• _YOUR OBJECTIVE_
Could you recast every line in the rows below as a numbered list, skipping any blank lines?

[Start]

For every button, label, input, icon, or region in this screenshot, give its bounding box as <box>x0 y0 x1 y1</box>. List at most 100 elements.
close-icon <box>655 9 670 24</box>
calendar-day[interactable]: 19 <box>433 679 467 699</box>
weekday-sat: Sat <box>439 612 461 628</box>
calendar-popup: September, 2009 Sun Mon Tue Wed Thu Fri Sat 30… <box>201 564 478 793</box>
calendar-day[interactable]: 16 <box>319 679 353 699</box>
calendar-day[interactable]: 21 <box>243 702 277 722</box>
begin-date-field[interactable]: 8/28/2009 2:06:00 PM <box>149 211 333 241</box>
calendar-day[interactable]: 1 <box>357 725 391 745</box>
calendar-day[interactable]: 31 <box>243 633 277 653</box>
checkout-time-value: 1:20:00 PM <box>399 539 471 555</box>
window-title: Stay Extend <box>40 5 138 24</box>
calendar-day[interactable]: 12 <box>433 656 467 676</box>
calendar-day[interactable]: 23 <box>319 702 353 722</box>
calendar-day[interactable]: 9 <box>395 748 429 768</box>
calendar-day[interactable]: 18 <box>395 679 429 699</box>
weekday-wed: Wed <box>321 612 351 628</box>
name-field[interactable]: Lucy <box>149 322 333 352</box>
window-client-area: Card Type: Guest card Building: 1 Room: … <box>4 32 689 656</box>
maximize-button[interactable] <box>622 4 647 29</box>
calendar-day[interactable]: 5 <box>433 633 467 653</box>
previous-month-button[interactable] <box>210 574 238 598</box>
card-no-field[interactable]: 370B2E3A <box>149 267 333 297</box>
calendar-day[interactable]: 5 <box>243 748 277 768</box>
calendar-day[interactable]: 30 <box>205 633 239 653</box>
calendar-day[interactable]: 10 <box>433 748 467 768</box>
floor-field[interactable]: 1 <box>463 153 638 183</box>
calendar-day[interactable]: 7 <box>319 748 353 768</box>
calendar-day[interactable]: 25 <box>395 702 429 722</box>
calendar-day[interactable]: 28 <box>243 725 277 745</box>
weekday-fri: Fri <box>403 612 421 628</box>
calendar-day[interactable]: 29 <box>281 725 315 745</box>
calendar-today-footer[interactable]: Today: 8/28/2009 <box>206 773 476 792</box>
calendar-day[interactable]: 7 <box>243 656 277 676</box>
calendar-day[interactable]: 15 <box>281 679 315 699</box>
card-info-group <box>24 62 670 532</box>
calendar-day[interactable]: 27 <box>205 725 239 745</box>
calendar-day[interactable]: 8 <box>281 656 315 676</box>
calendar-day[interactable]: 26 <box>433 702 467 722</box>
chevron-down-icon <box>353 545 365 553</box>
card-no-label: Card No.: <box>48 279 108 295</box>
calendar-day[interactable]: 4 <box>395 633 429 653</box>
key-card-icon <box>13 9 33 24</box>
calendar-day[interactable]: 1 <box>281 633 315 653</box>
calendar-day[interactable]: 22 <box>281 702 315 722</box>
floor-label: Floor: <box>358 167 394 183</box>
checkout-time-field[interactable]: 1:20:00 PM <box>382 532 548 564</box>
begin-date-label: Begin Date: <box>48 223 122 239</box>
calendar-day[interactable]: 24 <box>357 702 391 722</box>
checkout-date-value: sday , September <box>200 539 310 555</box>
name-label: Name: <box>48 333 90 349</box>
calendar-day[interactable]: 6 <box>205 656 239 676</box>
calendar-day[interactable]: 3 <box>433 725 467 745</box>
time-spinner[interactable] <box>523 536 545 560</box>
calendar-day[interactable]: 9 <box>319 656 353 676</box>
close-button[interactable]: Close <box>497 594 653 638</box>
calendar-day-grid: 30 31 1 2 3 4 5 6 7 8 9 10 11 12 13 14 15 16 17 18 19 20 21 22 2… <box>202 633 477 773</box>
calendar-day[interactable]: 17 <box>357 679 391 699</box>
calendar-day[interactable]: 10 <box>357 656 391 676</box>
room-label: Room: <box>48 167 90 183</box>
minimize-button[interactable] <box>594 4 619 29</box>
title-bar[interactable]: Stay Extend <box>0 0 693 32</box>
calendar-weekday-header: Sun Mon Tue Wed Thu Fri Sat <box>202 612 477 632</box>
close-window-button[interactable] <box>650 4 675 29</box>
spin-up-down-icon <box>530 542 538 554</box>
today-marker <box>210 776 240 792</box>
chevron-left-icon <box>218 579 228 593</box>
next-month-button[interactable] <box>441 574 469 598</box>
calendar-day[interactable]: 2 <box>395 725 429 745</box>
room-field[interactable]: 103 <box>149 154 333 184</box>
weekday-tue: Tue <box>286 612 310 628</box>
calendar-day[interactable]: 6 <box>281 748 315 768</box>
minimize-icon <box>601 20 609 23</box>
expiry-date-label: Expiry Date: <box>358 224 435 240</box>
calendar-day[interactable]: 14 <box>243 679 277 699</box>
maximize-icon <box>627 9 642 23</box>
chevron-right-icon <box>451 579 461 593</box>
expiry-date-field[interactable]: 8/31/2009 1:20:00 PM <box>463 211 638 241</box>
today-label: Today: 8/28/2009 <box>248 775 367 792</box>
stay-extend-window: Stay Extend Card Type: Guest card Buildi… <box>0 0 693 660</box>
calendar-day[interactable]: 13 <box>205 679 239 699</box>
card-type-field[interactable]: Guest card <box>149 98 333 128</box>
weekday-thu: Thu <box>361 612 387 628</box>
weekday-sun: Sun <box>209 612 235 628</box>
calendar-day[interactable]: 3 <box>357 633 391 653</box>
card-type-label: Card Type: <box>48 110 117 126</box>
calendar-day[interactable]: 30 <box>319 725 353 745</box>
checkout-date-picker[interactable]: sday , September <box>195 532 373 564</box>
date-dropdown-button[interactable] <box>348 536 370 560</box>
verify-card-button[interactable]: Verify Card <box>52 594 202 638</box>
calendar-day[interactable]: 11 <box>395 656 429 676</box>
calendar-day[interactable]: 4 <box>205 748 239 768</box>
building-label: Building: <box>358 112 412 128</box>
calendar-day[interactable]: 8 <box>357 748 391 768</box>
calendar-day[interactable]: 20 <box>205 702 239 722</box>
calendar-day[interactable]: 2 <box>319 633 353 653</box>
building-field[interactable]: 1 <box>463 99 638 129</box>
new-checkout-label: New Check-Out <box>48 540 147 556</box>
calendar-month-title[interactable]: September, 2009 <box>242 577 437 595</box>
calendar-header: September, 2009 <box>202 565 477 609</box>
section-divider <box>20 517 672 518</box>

[End]

• _RESPONSE FOR THIS EXERCISE_
1. For every button, label, input, icon, or region in this screenshot, give its bounding box as <box>x0 y0 x1 y1</box>. List at most 100 elements.
2. close-icon <box>655 9 670 24</box>
3. calendar-day[interactable]: 19 <box>433 679 467 699</box>
4. weekday-sat: Sat <box>439 612 461 628</box>
5. calendar-popup: September, 2009 Sun Mon Tue Wed Thu Fri Sat 30… <box>201 564 478 793</box>
6. calendar-day[interactable]: 16 <box>319 679 353 699</box>
7. calendar-day[interactable]: 21 <box>243 702 277 722</box>
8. begin-date-field[interactable]: 8/28/2009 2:06:00 PM <box>149 211 333 241</box>
9. calendar-day[interactable]: 1 <box>357 725 391 745</box>
10. calendar-day[interactable]: 31 <box>243 633 277 653</box>
11. checkout-time-value: 1:20:00 PM <box>399 539 471 555</box>
12. window-title: Stay Extend <box>40 5 138 24</box>
13. calendar-day[interactable]: 12 <box>433 656 467 676</box>
14. calendar-day[interactable]: 23 <box>319 702 353 722</box>
15. calendar-day[interactable]: 9 <box>395 748 429 768</box>
16. calendar-day[interactable]: 18 <box>395 679 429 699</box>
17. weekday-wed: Wed <box>321 612 351 628</box>
18. name-field[interactable]: Lucy <box>149 322 333 352</box>
19. window-client-area: Card Type: Guest card Building: 1 Room: … <box>4 32 689 656</box>
20. maximize-button[interactable] <box>622 4 647 29</box>
21. calendar-day[interactable]: 5 <box>433 633 467 653</box>
22. previous-month-button[interactable] <box>210 574 238 598</box>
23. card-no-field[interactable]: 370B2E3A <box>149 267 333 297</box>
24. calendar-day[interactable]: 5 <box>243 748 277 768</box>
25. calendar-day[interactable]: 30 <box>205 633 239 653</box>
26. calendar-day[interactable]: 10 <box>433 748 467 768</box>
27. floor-field[interactable]: 1 <box>463 153 638 183</box>
28. calendar-day[interactable]: 7 <box>319 748 353 768</box>
29. calendar-day[interactable]: 25 <box>395 702 429 722</box>
30. calendar-day[interactable]: 28 <box>243 725 277 745</box>
31. weekday-fri: Fri <box>403 612 421 628</box>
32. calendar-day[interactable]: 29 <box>281 725 315 745</box>
33. calendar-today-footer[interactable]: Today: 8/28/2009 <box>206 773 476 792</box>
34. calendar-day[interactable]: 7 <box>243 656 277 676</box>
35. calendar-day[interactable]: 15 <box>281 679 315 699</box>
36. card-info-group <box>24 62 670 532</box>
37. calendar-day[interactable]: 27 <box>205 725 239 745</box>
38. calendar-day[interactable]: 8 <box>281 656 315 676</box>
39. calendar-day[interactable]: 26 <box>433 702 467 722</box>
40. chevron-down-icon <box>353 545 365 553</box>
41. card-no-label: Card No.: <box>48 279 108 295</box>
42. calendar-day[interactable]: 4 <box>395 633 429 653</box>
43. key-card-icon <box>13 9 33 24</box>
44. calendar-day[interactable]: 1 <box>281 633 315 653</box>
45. calendar-day[interactable]: 22 <box>281 702 315 722</box>
46. floor-label: Floor: <box>358 167 394 183</box>
47. checkout-time-field[interactable]: 1:20:00 PM <box>382 532 548 564</box>
48. begin-date-label: Begin Date: <box>48 223 122 239</box>
49. calendar-day[interactable]: 24 <box>357 702 391 722</box>
50. checkout-date-value: sday , September <box>200 539 310 555</box>
51. name-label: Name: <box>48 333 90 349</box>
52. calendar-day[interactable]: 6 <box>205 656 239 676</box>
53. calendar-day[interactable]: 3 <box>433 725 467 745</box>
54. time-spinner[interactable] <box>523 536 545 560</box>
55. calendar-day[interactable]: 9 <box>319 656 353 676</box>
56. close-button[interactable]: Close <box>497 594 653 638</box>
57. calendar-day-grid: 30 31 1 2 3 4 5 6 7 8 9 10 11 12 13 14 15 16 17 18 19 20 21 22 2… <box>202 633 477 773</box>
58. calendar-day[interactable]: 17 <box>357 679 391 699</box>
59. calendar-day[interactable]: 10 <box>357 656 391 676</box>
60. room-label: Room: <box>48 167 90 183</box>
61. minimize-button[interactable] <box>594 4 619 29</box>
62. title-bar[interactable]: Stay Extend <box>0 0 693 32</box>
63. calendar-weekday-header: Sun Mon Tue Wed Thu Fri Sat <box>202 612 477 632</box>
64. close-window-button[interactable] <box>650 4 675 29</box>
65. spin-up-down-icon <box>530 542 538 554</box>
66. today-marker <box>210 776 240 792</box>
67. chevron-left-icon <box>218 579 228 593</box>
68. next-month-button[interactable] <box>441 574 469 598</box>
69. calendar-day[interactable]: 2 <box>395 725 429 745</box>
70. room-field[interactable]: 103 <box>149 154 333 184</box>
71. weekday-tue: Tue <box>286 612 310 628</box>
72. calendar-day[interactable]: 6 <box>281 748 315 768</box>
73. minimize-icon <box>601 20 609 23</box>
74. expiry-date-label: Expiry Date: <box>358 224 435 240</box>
75. calendar-day[interactable]: 14 <box>243 679 277 699</box>
76. maximize-icon <box>627 9 642 23</box>
77. chevron-right-icon <box>451 579 461 593</box>
78. expiry-date-field[interactable]: 8/31/2009 1:20:00 PM <box>463 211 638 241</box>
79. today-label: Today: 8/28/2009 <box>248 775 367 792</box>
80. stay-extend-window: Stay Extend Card Type: Guest card Buildi… <box>0 0 693 660</box>
81. calendar-day[interactable]: 13 <box>205 679 239 699</box>
82. card-type-field[interactable]: Guest card <box>149 98 333 128</box>
83. weekday-thu: Thu <box>361 612 387 628</box>
84. weekday-sun: Sun <box>209 612 235 628</box>
85. calendar-day[interactable]: 3 <box>357 633 391 653</box>
86. card-type-label: Card Type: <box>48 110 117 126</box>
87. calendar-day[interactable]: 30 <box>319 725 353 745</box>
88. checkout-date-picker[interactable]: sday , September <box>195 532 373 564</box>
89. date-dropdown-button[interactable] <box>348 536 370 560</box>
90. verify-card-button[interactable]: Verify Card <box>52 594 202 638</box>
91. calendar-day[interactable]: 11 <box>395 656 429 676</box>
92. calendar-day[interactable]: 4 <box>205 748 239 768</box>
93. building-label: Building: <box>358 112 412 128</box>
94. calendar-day[interactable]: 8 <box>357 748 391 768</box>
95. calendar-day[interactable]: 20 <box>205 702 239 722</box>
96. calendar-day[interactable]: 2 <box>319 633 353 653</box>
97. building-field[interactable]: 1 <box>463 99 638 129</box>
98. new-checkout-label: New Check-Out <box>48 540 147 556</box>
99. calendar-month-title[interactable]: September, 2009 <box>242 577 437 595</box>
100. calendar-header: September, 2009 <box>202 565 477 609</box>
101. section-divider <box>20 517 672 518</box>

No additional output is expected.